▶ WRITTEN TASK
Quote all of the entries word for word.

Chart and figure data
....................

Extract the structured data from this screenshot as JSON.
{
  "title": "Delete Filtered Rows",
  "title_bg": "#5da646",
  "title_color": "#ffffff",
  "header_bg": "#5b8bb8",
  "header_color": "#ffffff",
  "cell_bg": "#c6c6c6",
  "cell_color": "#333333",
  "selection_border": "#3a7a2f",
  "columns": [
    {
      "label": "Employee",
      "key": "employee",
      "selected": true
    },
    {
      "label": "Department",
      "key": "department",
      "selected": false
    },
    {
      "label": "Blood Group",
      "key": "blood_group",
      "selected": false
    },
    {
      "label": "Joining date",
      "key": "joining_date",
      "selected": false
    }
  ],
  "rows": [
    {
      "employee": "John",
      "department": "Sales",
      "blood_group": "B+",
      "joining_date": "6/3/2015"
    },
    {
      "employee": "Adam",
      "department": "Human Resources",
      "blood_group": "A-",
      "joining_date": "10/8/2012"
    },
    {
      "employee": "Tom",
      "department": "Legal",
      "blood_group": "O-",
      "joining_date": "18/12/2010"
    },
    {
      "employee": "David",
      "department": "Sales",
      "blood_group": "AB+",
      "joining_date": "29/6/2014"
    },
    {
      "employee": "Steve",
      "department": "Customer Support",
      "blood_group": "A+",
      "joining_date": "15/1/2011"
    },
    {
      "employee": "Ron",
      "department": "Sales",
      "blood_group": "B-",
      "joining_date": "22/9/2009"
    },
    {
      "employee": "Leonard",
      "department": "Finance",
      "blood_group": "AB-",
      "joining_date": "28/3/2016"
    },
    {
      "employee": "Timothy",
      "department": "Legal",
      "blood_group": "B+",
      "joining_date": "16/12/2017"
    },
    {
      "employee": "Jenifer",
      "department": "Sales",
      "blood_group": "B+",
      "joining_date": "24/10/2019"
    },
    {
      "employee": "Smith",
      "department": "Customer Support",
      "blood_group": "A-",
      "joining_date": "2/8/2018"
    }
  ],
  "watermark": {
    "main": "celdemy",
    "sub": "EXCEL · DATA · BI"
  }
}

....................

▶ WORKED SOLUTION
Extract the structured data from this screenshot as JSON.
{
  "title": "Delete Filtered Rows",
  "title_bg": "#5da646",
  "title_color": "#ffffff",
  "header_bg": "#5b8bb8",
  "header_color": "#ffffff",
  "cell_bg": "#c6c6c6",
  "cell_color": "#333333",
  "selection_border": "#3a7a2f",
  "columns": [
    {
      "label": "Employee",
      "key": "employee",
      "selected": true
    },
    {
      "label": "Department",
      "key": "department",
      "selected": false
    },
    {
      "label": "Blood Group",
      "key": "blood_group",
      "selected": false
    },
    {
      "label": "Joining date",
      "key": "joining_date",
      "selected": false
    }
  ],
  "rows": [
    {
      "employee": "John",
      "department": "Sales",
      "blood_group": "B+",
      "joining_date": "6/3/2015"
    },
    {
      "employee": "Adam",
      "department": "Human Resources",
      "blood_group": "A-",
      "joining_date": "10/8/2012"
    },
    {
      "employee": "Tom",
      "department": "Legal",
      "blood_group": "O-",
      "joining_date": "18/12/2010"
    },
    {
      "employee": "David",
      "department": "Sales",
      "blood_group": "AB+",
      "joining_date": "29/6/2014"
    },
    {
      "employee": "Steve",
      "department": "Customer Support",
      "blood_group": "A+",
      "joining_date": "15/1/2011"
    },
    {
      "employee": "Ron",
      "department": "Sales",
      "blood_group": "B-",
      "joining_date": "22/9/2009"
    },
    {
      "employee": "Leonard",
      "department": "Finance",
      "blood_group": "AB-",
      "joining_date": "28/3/2016"
    },
    {
      "employee": "Timothy",
      "department": "Legal",
      "blood_group": "B+",
      "joining_date": "16/12/2017"
    },
    {
      "employee": "Jenifer",
      "department": "Sales",
      "blood_group": "B+",
      "joining_date": "24/10/2019"
    },
    {
      "employee": "Smith",
      "department": "Customer Support",
      "blood_group": "A-",
      "joining_date": "2/8/2018"
    }
  ],
  "watermark": {
    "main": "celdemy",
    "sub": "EXCEL · DATA · BI"
  }
}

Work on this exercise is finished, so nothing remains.